Brief 1
Repeat the dataset rows verbatim, from the line containing "chart-title: Climate finance" up to and including the line containing "bar-segment [172,713,282,719]".

**** Supplied text

### PROBLEM LINK:

**Author:** Sunny Aggarwal

**Tester:** Kevin Atienza

**Editorialist:** Ajay K. Verma

**Russian Translator:** Sergey Kulik

**Mandarian Translator:** Gedi Zheng

### DIFFICULTY:

Medium-Hard

### PREREQUISITES:

sqrt decomposition

### PROBLEM:

Given a string S, handle the queries of the following form: for given L, R and k, consider all substrings of S[L, R], which have each character occurring an even number of times in it, and return the sum of k-th power of the lengths of these substrings.

### QUICK EXPLANATION:

Create an array P, where P[i] corresponds to an encoding of the parity of frequency of characters in the prefix S[1, i]. This means that a substring S[L, R] is balanced iff P[R] = P[L - 1]. We can then use a sqrt decomposition to precompute the answer for O (N^{1.5}) subarrays such that queries can be answered in O (N^{0.5}) time.

********
**** Data records

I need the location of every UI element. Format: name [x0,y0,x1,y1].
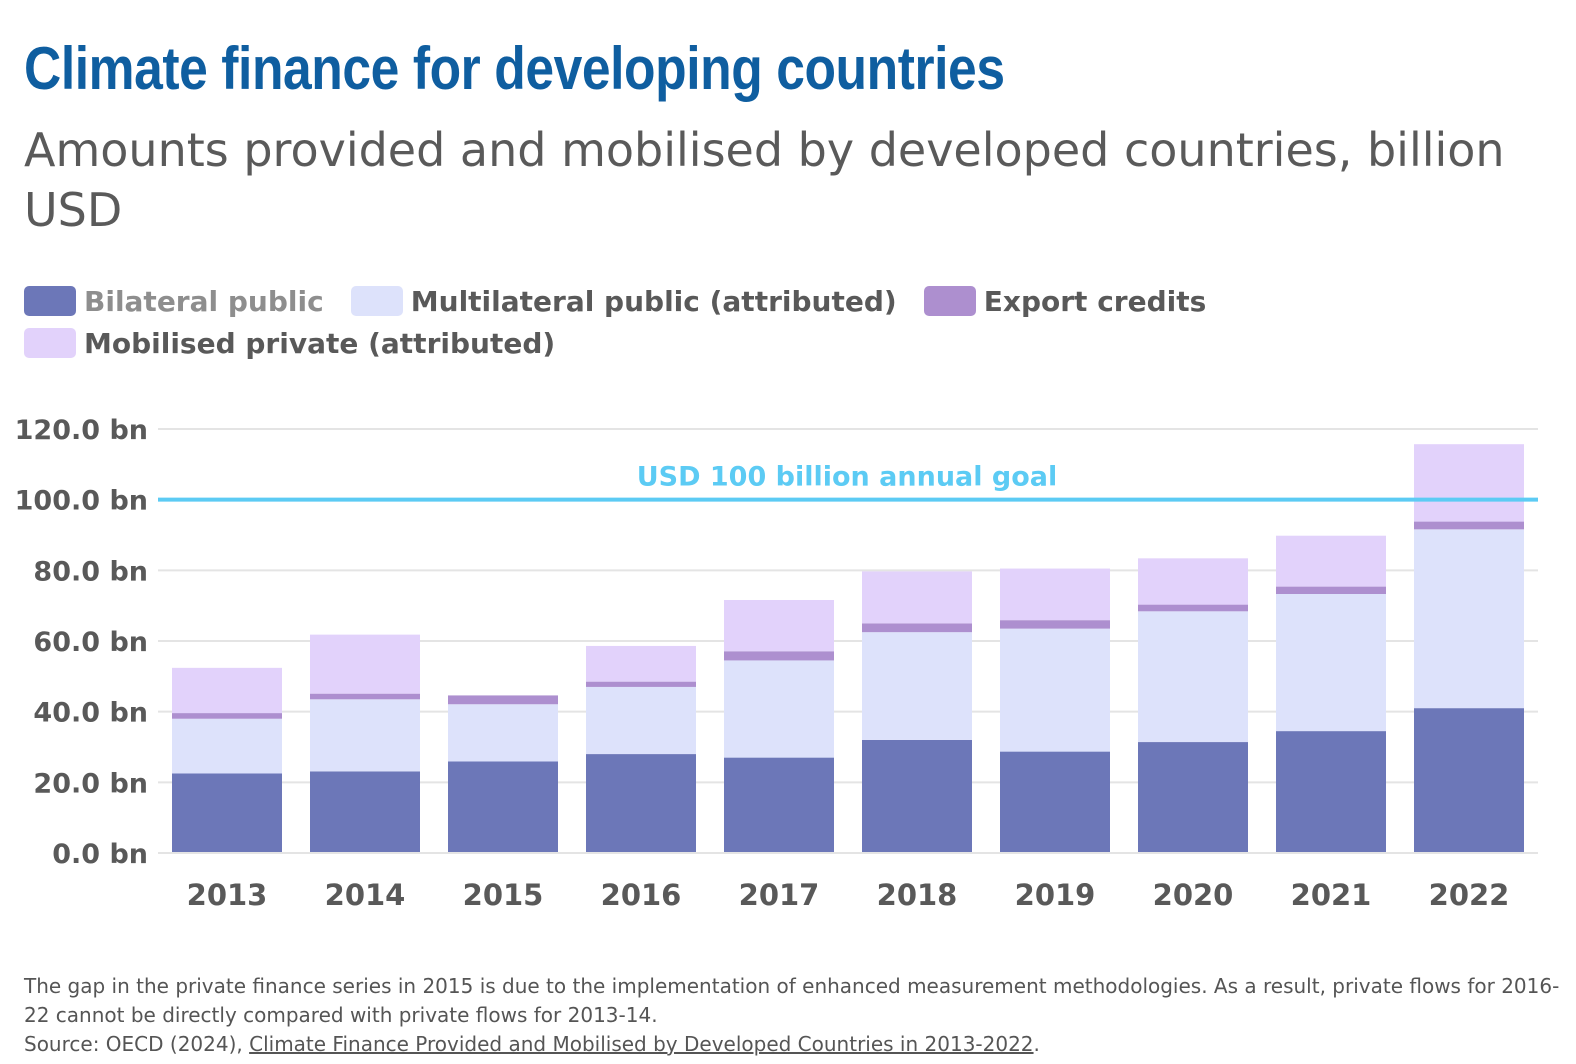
chart-title: Climate finance for developing countries [24,35,1005,102]
x-tick-label: 2019 [1015,878,1096,912]
bar-segment [1000,568,1110,621]
source-link[interactable]: Climate Finance Provided and Mobilised b… [249,1032,1034,1056]
bar-segment [724,660,834,758]
y-tick-label: 100.0 bn [15,486,148,517]
legend-label: Bilateral public [84,284,324,318]
bar-segment [586,754,696,853]
bar-segment [586,686,696,755]
bar-segment [310,699,420,772]
legend-swatch-export-credits [923,286,976,316]
chart-legend: Bilateral public Multilateral public (at… [24,285,1324,369]
legend-item-mobilised-private[interactable]: Mobilised private (attributed) [24,326,556,360]
stacked-bar-chart: 0.0 bn 20.0 bn 40.0 bn 60.0 bn 80.0 bn 100.0 … [15,415,1538,912]
bar-segment [1138,604,1248,612]
bar-segment [862,739,972,853]
bar-segment [1000,620,1110,629]
bar-segment [1138,558,1248,605]
bar-segment [586,645,696,682]
x-tick-label: 2013 [187,878,268,912]
bar-segment [724,600,834,652]
y-tick-label: 0.0 bn [52,839,148,870]
bar-segment [862,632,972,740]
x-tick-label: 2022 [1429,878,1510,912]
bar-segment [172,667,282,714]
x-tick-label: 2014 [325,878,406,912]
goal-reference-label: USD 100 billion annual goal [637,462,1058,493]
chart-subtitle: Amounts provided and mobilised by develo… [24,123,1505,237]
x-tick-label: 2017 [739,878,820,912]
legend-label: Mobilised private (attributed) [84,326,556,360]
bar-segment [310,771,420,853]
y-tick-label: 80.0 bn [33,556,148,587]
footnote-note: The gap in the private finance series in… [24,974,1560,1027]
bar-segment [1414,521,1524,530]
bar-segment [1276,586,1386,595]
bar-segment [1000,628,1110,752]
bar-segment [172,773,282,853]
bar-segment [1000,751,1110,853]
bar-segment [1276,731,1386,853]
legend-swatch-mobilised-private [24,328,76,358]
bar-segment [172,713,282,719]
x-tick-label: 2020 [1153,878,1234,912]
y-tick-label: 20.0 bn [33,768,148,799]
bar-segment [862,571,972,624]
bar-segment [586,681,696,687]
y-tick-label: 40.0 bn [33,698,148,729]
bar-segment [1276,594,1386,732]
x-tick-label: 2021 [1291,878,1372,912]
bar-segment [310,693,420,700]
legend-item-export-credits[interactable]: Export credits [923,284,1207,318]
bar-segment [724,757,834,853]
x-tick-label: 2016 [601,878,682,912]
legend-label: Export credits [983,284,1207,318]
bar-segment [448,761,558,853]
bar-segment [1276,535,1386,587]
legend-label: Multilateral public (attributed) [410,284,897,318]
footnote: The gap in the private finance series in… [24,972,1569,1059]
bar-segment [448,704,558,762]
bar-segment [1414,529,1524,709]
legend-item-bilateral-public[interactable]: Bilateral public [24,284,324,318]
legend-swatch-bilateral-public [24,286,76,316]
x-tick-label: 2015 [463,878,544,912]
source-suffix: . [1033,1032,1040,1056]
legend-item-multilateral-public[interactable]: Multilateral public (attributed) [350,284,897,318]
bar-segment [1138,742,1248,853]
bar-segment [724,651,834,661]
bar-segment [310,634,420,694]
source-prefix: Source: OECD (2024), [24,1032,250,1056]
legend-swatch-multilateral-public [350,286,403,316]
y-tick-label: 120.0 bn [15,415,148,446]
bar-segment [1138,611,1248,743]
bar-segment [862,623,972,633]
bar-segment [1414,444,1524,522]
x-tick-label: 2018 [877,878,958,912]
bar-segment [448,695,558,705]
bar-segment [1414,708,1524,853]
bar-segment [172,718,282,774]
y-tick-label: 60.0 bn [33,627,148,658]
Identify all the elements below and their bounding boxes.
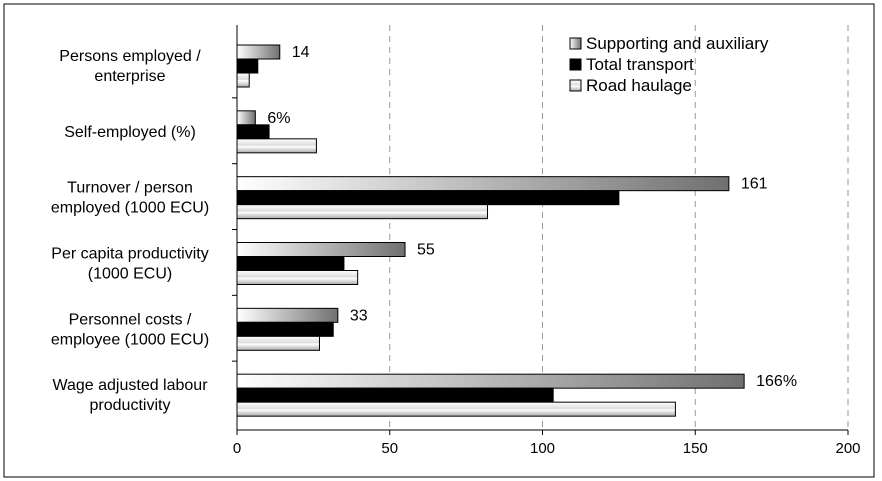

********

Brief 2
Transcribe the whole editorial verbatim.

Written answer 1
chart-title: Climate finance for developing countries [24,35,1005,102]
x-tick-label: 2019 [1015,878,1096,912]
bar-segment [1000,568,1110,621]
source-link[interactable]: Climate Finance Provided and Mobilised b… [249,1032,1034,1056]
bar-segment [724,660,834,758]
y-tick-label: 100.0 bn [15,486,148,517]
legend-label: Bilateral public [84,284,324,318]
bar-segment [586,754,696,853]
bar-segment [586,686,696,755]
bar-segment [310,699,420,772]
legend-swatch-export-credits [923,286,976,316]
chart-legend: Bilateral public Multilateral public (at… [24,285,1324,369]
legend-item-mobilised-private[interactable]: Mobilised private (attributed) [24,326,556,360]
stacked-bar-chart: 0.0 bn 20.0 bn 40.0 bn 60.0 bn 80.0 bn 100.0 … [15,415,1538,912]
bar-segment [1138,604,1248,612]
bar-segment [862,739,972,853]
bar-segment [1000,620,1110,629]
bar-segment [1138,558,1248,605]
bar-segment [586,645,696,682]
x-tick-label: 2013 [187,878,268,912]
bar-segment [724,600,834,652]
y-tick-label: 0.0 bn [52,839,148,870]
bar-segment [862,632,972,740]
x-tick-label: 2022 [1429,878,1510,912]
bar-segment [172,667,282,714]
x-tick-label: 2014 [325,878,406,912]
goal-reference-label: USD 100 billion annual goal [637,462,1058,493]
chart-subtitle: Amounts provided and mobilised by develo… [24,123,1505,237]
x-tick-label: 2017 [739,878,820,912]
legend-label: Mobilised private (attributed) [84,326,556,360]
bar-segment [310,771,420,853]
y-tick-label: 80.0 bn [33,556,148,587]
footnote-note: The gap in the private finance series in… [24,974,1560,1027]
bar-segment [1414,521,1524,530]
bar-segment [1276,586,1386,595]
bar-segment [1000,628,1110,752]
bar-segment [172,773,282,853]
bar-segment [1000,751,1110,853]
bar-segment [1276,731,1386,853]
legend-swatch-mobilised-private [24,328,76,358]
bar-segment [172,713,282,719]

Written answer 2
### PROBLEM LINK:

**Author:** Sunny Aggarwal

**Tester:** Kevin Atienza

**Editorialist:** Ajay K. Verma

**Russian Translator:** Sergey Kulik

**Mandarian Translator:** Gedi Zheng

### DIFFICULTY:

Medium-Hard

### PREREQUISITES:

sqrt decomposition

### PROBLEM:

Given a string S, handle the queries of the following form: for given L, R and k, consider all substrings of S[L, R], which have each character occurring an even number of times in it, and return the sum of k-th power of the lengths of these substrings.

### QUICK EXPLANATION:

Create an array P, where P[i] corresponds to an encoding of the parity of frequency of characters in the prefix S[1, i]. This means that a substring S[L, R] is balanced iff P[R] = P[L - 1]. We can then use a sqrt decomposition to precompute the answer for O (N^{1.5}) subarrays such that queries can be answered in O (N^{0.5}) time.